> [BRIEF 1]:
Answer these from the film review of A Cat in Paris:
(a) Whom did Victor Costa murder?
(b) What does Dino bring Zoe by day?
(c) What does Nico arrange on his victims' windowsill?
> [BRIEF 2]: Carry on the film review of A Cat in Paris from its final sentence.

> [TEXT PROVIDED]:
8.5

A Cat in Paris

Movies Reviews
A Cat in Paris

It’s an uncommon crime thriller that makes room for whimsy, but A Cat in Paris, France’s recent Oscar-nominated animated feature, suffuses its story of gangsters and thieves with a playfulness as nimble as the feline after which it’s named.

The story really centers around the cat’s owner, a young girl named Zoe, and Zoe’s mother Jeanne, a police inspector in pursuit of two criminals: Victor Costa, the gangster who murdered her husband, and Nico, a burglar prowling the rooftops of Paris with graceful parkour. Jeanne struggles to balance her investigations with the needs of her daughter Zoe, who hasn’t spoken since her father’s death. The synopsis sounds grisly, but the film doesn’t dwell on the drama.

Dino, the titular cat, helpfully ties together the story’s disparate threads: by day, he brings Zoe dead lizards and lounges around the family’s apartment; by night he accompanies Nico in his thievery, a literal cat burglar. When Zoe follows Dino on a midnight stroll, worlds inevitably collide.

Nico, of course, is a thief with a heart of gold; he steals without qualm but helpfully arranges the plants on his victims’ windowsill, and immediately takes a liking to Zoe.

Zoe and Jeanne may be the main characters, but the film’s strengths all converge in Nico: even the film’s look, a rough expressionist animation that’s popular on the shorts circuit but rarely appears in feature films—a storybook Picasso—seems designed for his exploits. It’s fluid and expressive, and it allows Nico to twist into impressive knots as he sneaks in and out of windowsills, all snaking limbs and liquid anatomy. The style also suits his rooftop view of Paris: a riot of colorful, cramped apartments and countless rows of jagged chimneys.

Bounding box entries
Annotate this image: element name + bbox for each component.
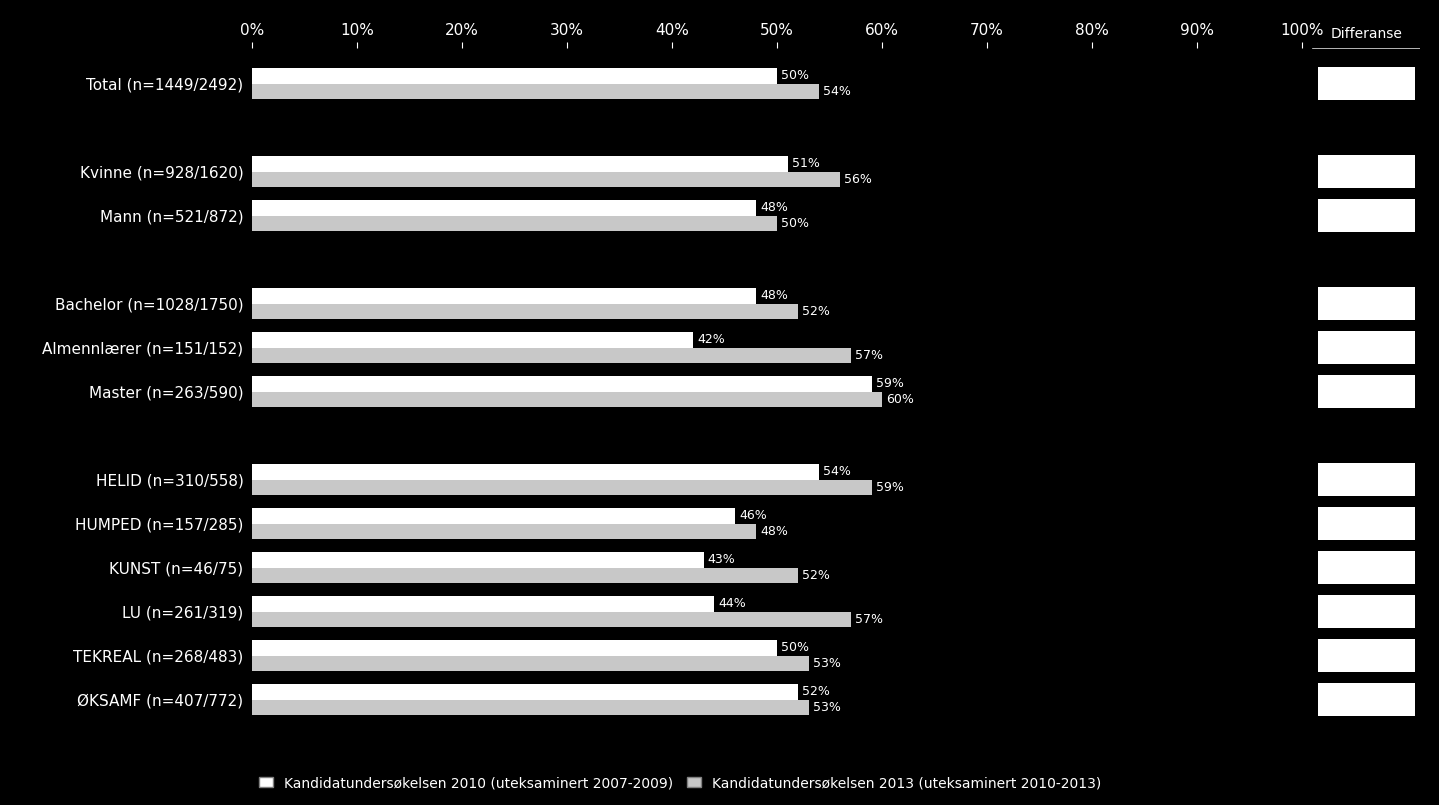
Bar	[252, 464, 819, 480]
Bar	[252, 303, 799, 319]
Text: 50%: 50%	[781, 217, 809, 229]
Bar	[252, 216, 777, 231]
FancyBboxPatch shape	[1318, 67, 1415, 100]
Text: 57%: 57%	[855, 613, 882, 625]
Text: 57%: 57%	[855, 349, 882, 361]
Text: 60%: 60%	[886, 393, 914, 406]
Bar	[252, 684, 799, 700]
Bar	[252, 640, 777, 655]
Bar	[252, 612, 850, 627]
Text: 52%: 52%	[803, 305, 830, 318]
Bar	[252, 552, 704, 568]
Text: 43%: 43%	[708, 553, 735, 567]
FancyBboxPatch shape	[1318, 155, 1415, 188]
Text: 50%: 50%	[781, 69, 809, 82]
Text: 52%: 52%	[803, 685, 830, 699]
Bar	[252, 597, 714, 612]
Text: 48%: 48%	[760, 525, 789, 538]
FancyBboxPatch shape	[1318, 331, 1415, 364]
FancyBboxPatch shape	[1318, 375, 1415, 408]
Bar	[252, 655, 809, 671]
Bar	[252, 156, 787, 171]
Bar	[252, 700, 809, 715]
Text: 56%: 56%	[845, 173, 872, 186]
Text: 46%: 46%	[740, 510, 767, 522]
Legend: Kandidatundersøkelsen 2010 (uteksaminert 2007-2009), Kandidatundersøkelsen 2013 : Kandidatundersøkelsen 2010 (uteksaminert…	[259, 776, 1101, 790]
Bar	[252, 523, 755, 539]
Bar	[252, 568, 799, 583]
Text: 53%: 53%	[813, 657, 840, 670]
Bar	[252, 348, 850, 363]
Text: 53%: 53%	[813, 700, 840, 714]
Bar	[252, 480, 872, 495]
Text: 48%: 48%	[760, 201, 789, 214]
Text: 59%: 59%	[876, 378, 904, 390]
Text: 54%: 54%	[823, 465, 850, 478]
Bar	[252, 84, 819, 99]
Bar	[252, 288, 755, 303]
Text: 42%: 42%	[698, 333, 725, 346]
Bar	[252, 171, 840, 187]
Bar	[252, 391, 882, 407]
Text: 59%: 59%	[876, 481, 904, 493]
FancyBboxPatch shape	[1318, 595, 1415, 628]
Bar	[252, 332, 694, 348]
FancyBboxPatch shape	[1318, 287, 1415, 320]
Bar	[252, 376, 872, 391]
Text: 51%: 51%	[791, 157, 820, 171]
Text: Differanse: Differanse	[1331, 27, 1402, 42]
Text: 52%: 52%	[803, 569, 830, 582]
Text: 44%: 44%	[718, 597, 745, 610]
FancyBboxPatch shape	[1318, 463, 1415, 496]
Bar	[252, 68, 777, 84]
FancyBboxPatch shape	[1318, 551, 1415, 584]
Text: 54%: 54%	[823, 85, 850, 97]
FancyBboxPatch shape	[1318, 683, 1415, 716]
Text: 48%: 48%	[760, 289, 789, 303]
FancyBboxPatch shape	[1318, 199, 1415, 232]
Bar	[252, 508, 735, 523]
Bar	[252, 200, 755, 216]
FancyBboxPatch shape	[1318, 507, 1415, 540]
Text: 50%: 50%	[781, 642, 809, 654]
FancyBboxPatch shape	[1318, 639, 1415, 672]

--

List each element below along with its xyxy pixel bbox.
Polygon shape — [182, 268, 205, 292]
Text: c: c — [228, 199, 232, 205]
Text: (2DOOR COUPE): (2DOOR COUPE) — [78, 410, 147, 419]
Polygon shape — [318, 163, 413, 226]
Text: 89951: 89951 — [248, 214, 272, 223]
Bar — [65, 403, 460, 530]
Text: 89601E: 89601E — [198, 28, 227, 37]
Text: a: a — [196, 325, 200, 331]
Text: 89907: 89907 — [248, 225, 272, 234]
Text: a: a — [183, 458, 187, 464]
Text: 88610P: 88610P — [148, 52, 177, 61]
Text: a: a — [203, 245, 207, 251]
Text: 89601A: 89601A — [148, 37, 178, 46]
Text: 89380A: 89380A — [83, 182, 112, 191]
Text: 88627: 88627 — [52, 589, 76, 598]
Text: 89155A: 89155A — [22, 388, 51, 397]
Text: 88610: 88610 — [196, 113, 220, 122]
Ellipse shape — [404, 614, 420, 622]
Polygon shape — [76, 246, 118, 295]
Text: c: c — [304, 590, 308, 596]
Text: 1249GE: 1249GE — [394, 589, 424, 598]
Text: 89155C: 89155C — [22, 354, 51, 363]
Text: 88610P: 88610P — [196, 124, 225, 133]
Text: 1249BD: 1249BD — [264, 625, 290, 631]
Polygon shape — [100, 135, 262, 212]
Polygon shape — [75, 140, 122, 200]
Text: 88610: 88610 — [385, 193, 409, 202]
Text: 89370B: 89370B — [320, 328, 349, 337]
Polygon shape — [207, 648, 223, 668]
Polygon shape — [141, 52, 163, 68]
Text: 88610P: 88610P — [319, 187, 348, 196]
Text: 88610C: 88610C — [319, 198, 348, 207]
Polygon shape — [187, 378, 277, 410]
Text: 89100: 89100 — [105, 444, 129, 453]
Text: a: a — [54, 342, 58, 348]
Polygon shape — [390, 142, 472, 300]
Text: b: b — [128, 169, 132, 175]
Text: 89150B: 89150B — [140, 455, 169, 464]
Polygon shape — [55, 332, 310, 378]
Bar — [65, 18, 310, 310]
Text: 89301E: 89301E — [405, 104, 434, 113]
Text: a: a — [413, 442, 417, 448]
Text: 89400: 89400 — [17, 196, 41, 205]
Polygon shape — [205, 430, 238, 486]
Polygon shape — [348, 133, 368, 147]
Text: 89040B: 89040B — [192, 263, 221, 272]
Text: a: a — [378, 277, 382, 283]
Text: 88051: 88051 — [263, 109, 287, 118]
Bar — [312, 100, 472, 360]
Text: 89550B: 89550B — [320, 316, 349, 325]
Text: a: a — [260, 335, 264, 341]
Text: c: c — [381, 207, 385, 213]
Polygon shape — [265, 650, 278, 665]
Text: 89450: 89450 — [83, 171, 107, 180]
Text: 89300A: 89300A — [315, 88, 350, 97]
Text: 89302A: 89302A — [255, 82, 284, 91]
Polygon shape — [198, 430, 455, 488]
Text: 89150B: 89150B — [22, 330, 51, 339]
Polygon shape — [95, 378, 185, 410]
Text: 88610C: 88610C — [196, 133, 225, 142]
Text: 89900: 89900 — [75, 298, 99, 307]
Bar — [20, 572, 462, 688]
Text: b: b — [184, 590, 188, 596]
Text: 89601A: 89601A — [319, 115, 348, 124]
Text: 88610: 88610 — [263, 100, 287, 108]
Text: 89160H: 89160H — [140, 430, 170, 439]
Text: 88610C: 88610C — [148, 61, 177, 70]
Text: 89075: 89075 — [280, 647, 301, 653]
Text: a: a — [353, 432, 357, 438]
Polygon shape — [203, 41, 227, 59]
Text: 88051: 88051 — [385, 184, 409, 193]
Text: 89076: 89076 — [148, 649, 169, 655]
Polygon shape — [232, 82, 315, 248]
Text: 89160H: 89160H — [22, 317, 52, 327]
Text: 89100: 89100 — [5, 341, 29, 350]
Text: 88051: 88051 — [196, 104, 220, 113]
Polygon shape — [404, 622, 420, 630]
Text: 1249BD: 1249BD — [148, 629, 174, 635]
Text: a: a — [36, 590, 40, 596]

> [REPLY 1]:
(a) Jeanne's husband
(b) Dead lizards
(c) The plants

> [REPLY 2]:
The film isn’t really interested in Nico’s history or motivation; like his feline companion, he’s inscrutable and bypasses judgement. (His name is phonetically the same as the Japanese word for cat.) That wouldn’t necessarily be a problem, except that the ending puts him in a position where his crimes ought to be reckoned with, then ignores them entirely.

The ending is too easy in other ways as well: the film deals with Jeanne and Zoe’s trauma early on in a couple of heavy-handed conversations but is essentially breezy from then on, and the weight of the resolution doesn’t match the weight of the problem.

Still, the middle section, a game of cat and cat that bounces efficiently back and forth between Costa, Nico and the police, deftly balances high stakes and humor, owing partly to the dynamics of its gangsters: Costa is a psychopath and a genuine threat, but naturally surrounds himself with comically hapless minions. (Hiring good help has never been a strength of movie villains.)

Costa and Nico, meanwhile, make for well-matched combatants: one heavyset and tough, the other agile and cunning, with a sparkling verbal wit. Their climactic chase across the exterior of Notre Dame makes excellent use of the cathedral’s dizzying ledges and gargoyles, and when the two thieves are separated by some gaping chasm, they fight with insults instead of fists.

A Cat in Paris is by no means an instant classic, but it’s a rare family-friendly film that possesses a clear artistic voice and doesn’t pander. The international market may be our main source of hand-drawn animation for the foreseeable future, and it’s always a pleasure to see the medium being treated this well.

Directors: Jean-Loup Felicioli, Alain Gagnol
Writers: Alain Gagnol (screenplay & dialogue), Jacques-Rémy Girerd (dialogue)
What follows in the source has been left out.